# Provided data
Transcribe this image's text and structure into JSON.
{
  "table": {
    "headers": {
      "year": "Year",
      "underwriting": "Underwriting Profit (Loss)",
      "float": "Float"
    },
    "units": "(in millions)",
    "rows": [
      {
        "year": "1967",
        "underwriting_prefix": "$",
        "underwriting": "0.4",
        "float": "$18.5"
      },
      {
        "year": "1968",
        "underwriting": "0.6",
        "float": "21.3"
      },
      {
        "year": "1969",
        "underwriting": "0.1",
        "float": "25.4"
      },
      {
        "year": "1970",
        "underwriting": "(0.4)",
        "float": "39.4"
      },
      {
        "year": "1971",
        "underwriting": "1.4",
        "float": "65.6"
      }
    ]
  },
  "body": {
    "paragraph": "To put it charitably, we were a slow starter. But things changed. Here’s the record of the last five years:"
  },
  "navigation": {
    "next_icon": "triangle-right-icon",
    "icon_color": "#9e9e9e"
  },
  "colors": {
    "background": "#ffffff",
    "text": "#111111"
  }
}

# Task
Your task is to report how many lines of the material include the string "text". Give the number and no other words.

# Task solution
2